* **GIVEN INSTRUCTION**
All of the entries must be reproduced exactly, with no images carried over.

------ EXERCISE MATERIAL ------

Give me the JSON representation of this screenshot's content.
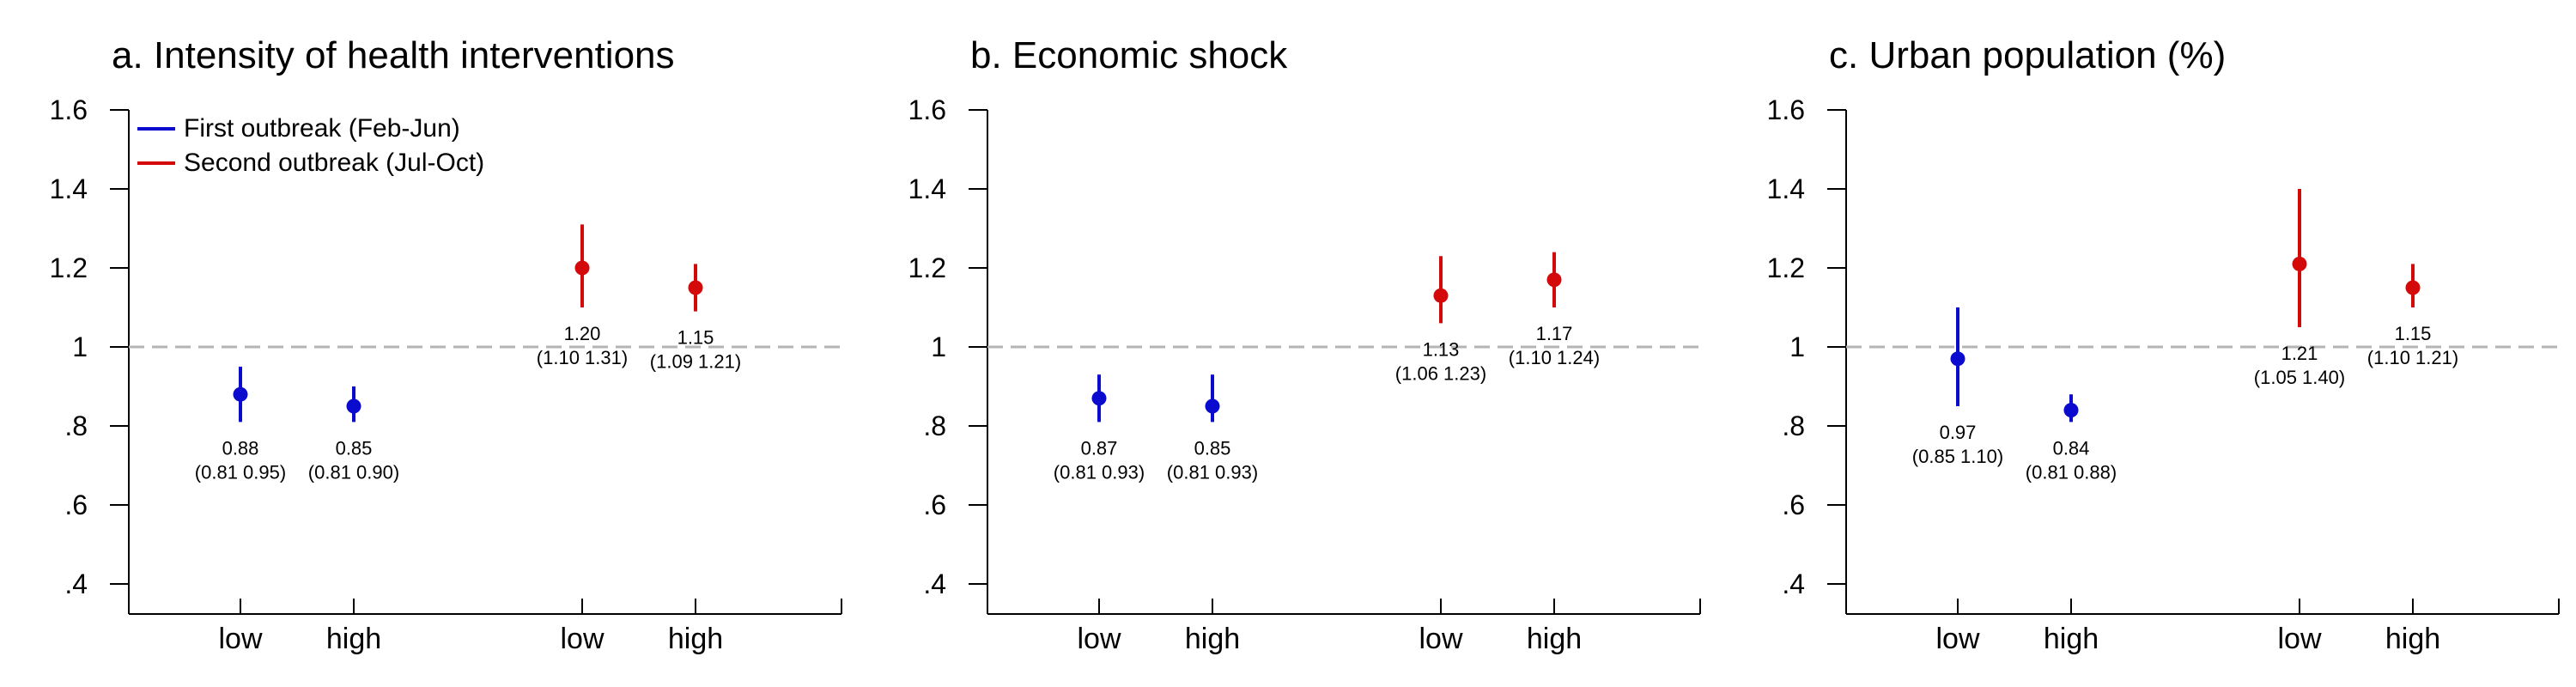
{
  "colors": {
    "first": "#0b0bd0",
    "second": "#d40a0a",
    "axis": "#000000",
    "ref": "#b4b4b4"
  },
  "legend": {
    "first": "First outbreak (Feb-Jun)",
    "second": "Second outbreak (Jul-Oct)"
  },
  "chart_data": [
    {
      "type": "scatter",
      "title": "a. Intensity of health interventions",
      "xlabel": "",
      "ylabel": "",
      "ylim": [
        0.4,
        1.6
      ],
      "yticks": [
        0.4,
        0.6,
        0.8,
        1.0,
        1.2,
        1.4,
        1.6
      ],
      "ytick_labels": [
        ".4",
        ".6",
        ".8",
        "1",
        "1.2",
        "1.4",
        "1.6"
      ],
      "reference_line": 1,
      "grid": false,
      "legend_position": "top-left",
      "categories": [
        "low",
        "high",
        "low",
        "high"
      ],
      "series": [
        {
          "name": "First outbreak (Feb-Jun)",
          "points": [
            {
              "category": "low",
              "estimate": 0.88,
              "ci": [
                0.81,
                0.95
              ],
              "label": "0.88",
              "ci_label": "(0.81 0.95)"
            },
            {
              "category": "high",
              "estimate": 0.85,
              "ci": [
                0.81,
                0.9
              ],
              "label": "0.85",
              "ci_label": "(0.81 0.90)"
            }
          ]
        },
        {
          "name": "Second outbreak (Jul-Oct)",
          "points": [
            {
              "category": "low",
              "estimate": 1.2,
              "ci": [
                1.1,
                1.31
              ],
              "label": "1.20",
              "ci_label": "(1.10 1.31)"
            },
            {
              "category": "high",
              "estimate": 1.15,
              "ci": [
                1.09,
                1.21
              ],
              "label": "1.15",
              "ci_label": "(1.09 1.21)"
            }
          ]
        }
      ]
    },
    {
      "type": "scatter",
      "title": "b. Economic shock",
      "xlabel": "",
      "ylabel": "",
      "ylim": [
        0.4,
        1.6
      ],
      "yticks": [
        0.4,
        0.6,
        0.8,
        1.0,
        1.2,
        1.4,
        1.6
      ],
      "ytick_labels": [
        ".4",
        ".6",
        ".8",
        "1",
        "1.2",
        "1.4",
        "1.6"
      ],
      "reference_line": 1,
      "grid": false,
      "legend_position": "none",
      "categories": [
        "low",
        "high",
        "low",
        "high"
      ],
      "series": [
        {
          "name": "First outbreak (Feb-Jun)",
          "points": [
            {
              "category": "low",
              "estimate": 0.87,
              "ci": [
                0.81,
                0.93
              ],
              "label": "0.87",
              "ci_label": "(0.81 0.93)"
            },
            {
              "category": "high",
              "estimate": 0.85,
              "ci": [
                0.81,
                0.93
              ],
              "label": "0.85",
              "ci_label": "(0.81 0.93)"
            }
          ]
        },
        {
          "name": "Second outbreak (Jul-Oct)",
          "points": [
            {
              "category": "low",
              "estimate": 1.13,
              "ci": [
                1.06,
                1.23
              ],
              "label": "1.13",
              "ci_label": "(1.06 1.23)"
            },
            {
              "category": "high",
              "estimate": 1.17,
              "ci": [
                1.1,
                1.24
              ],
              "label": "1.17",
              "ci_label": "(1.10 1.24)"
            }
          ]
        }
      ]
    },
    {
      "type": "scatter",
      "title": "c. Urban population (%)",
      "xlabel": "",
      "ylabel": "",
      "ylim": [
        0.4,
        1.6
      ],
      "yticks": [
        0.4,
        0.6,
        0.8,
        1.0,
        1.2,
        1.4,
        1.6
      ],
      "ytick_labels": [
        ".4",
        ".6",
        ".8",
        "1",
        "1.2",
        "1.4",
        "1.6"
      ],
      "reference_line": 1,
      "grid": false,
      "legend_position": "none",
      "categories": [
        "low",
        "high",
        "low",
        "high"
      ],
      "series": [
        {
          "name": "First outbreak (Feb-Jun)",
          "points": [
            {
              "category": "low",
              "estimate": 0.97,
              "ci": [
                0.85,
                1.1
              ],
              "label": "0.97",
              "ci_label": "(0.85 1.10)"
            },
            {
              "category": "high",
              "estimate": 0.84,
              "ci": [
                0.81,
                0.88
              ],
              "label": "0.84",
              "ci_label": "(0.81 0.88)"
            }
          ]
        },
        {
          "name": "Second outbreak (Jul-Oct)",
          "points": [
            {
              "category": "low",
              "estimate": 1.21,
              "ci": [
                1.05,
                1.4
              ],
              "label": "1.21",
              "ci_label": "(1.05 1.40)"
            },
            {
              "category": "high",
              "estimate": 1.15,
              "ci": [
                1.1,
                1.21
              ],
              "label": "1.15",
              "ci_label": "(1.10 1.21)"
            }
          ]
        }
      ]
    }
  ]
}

------

* **THE SOLUTION**
Give me the JSON representation of this screenshot's content.
{
  "colors": {
    "first": "#0b0bd0",
    "second": "#d40a0a",
    "axis": "#000000",
    "ref": "#b4b4b4"
  },
  "legend": {
    "first": "First outbreak (Feb-Jun)",
    "second": "Second outbreak (Jul-Oct)"
  },
  "chart_data": [
    {
      "type": "scatter",
      "title": "a. Intensity of health interventions",
      "xlabel": "",
      "ylabel": "",
      "ylim": [
        0.4,
        1.6
      ],
      "yticks": [
        0.4,
        0.6,
        0.8,
        1.0,
        1.2,
        1.4,
        1.6
      ],
      "ytick_labels": [
        ".4",
        ".6",
        ".8",
        "1",
        "1.2",
        "1.4",
        "1.6"
      ],
      "reference_line": 1,
      "grid": false,
      "legend_position": "top-left",
      "categories": [
        "low",
        "high",
        "low",
        "high"
      ],
      "series": [
        {
          "name": "First outbreak (Feb-Jun)",
          "points": [
            {
              "category": "low",
              "estimate": 0.88,
              "ci": [
                0.81,
                0.95
              ],
              "label": "0.88",
              "ci_label": "(0.81 0.95)"
            },
            {
              "category": "high",
              "estimate": 0.85,
              "ci": [
                0.81,
                0.9
              ],
              "label": "0.85",
              "ci_label": "(0.81 0.90)"
            }
          ]
        },
        {
          "name": "Second outbreak (Jul-Oct)",
          "points": [
            {
              "category": "low",
              "estimate": 1.2,
              "ci": [
                1.1,
                1.31
              ],
              "label": "1.20",
              "ci_label": "(1.10 1.31)"
            },
            {
              "category": "high",
              "estimate": 1.15,
              "ci": [
                1.09,
                1.21
              ],
              "label": "1.15",
              "ci_label": "(1.09 1.21)"
            }
          ]
        }
      ]
    },
    {
      "type": "scatter",
      "title": "b. Economic shock",
      "xlabel": "",
      "ylabel": "",
      "ylim": [
        0.4,
        1.6
      ],
      "yticks": [
        0.4,
        0.6,
        0.8,
        1.0,
        1.2,
        1.4,
        1.6
      ],
      "ytick_labels": [
        ".4",
        ".6",
        ".8",
        "1",
        "1.2",
        "1.4",
        "1.6"
      ],
      "reference_line": 1,
      "grid": false,
      "legend_position": "none",
      "categories": [
        "low",
        "high",
        "low",
        "high"
      ],
      "series": [
        {
          "name": "First outbreak (Feb-Jun)",
          "points": [
            {
              "category": "low",
              "estimate": 0.87,
              "ci": [
                0.81,
                0.93
              ],
              "label": "0.87",
              "ci_label": "(0.81 0.93)"
            },
            {
              "category": "high",
              "estimate": 0.85,
              "ci": [
                0.81,
                0.93
              ],
              "label": "0.85",
              "ci_label": "(0.81 0.93)"
            }
          ]
        },
        {
          "name": "Second outbreak (Jul-Oct)",
          "points": [
            {
              "category": "low",
              "estimate": 1.13,
              "ci": [
                1.06,
                1.23
              ],
              "label": "1.13",
              "ci_label": "(1.06 1.23)"
            },
            {
              "category": "high",
              "estimate": 1.17,
              "ci": [
                1.1,
                1.24
              ],
              "label": "1.17",
              "ci_label": "(1.10 1.24)"
            }
          ]
        }
      ]
    },
    {
      "type": "scatter",
      "title": "c. Urban population (%)",
      "xlabel": "",
      "ylabel": "",
      "ylim": [
        0.4,
        1.6
      ],
      "yticks": [
        0.4,
        0.6,
        0.8,
        1.0,
        1.2,
        1.4,
        1.6
      ],
      "ytick_labels": [
        ".4",
        ".6",
        ".8",
        "1",
        "1.2",
        "1.4",
        "1.6"
      ],
      "reference_line": 1,
      "grid": false,
      "legend_position": "none",
      "categories": [
        "low",
        "high",
        "low",
        "high"
      ],
      "series": [
        {
          "name": "First outbreak (Feb-Jun)",
          "points": [
            {
              "category": "low",
              "estimate": 0.97,
              "ci": [
                0.85,
                1.1
              ],
              "label": "0.97",
              "ci_label": "(0.85 1.10)"
            },
            {
              "category": "high",
              "estimate": 0.84,
              "ci": [
                0.81,
                0.88
              ],
              "label": "0.84",
              "ci_label": "(0.81 0.88)"
            }
          ]
        },
        {
          "name": "Second outbreak (Jul-Oct)",
          "points": [
            {
              "category": "low",
              "estimate": 1.21,
              "ci": [
                1.05,
                1.4
              ],
              "label": "1.21",
              "ci_label": "(1.05 1.40)"
            },
            {
              "category": "high",
              "estimate": 1.15,
              "ci": [
                1.1,
                1.21
              ],
              "label": "1.15",
              "ci_label": "(1.10 1.21)"
            }
          ]
        }
      ]
    }
  ]
}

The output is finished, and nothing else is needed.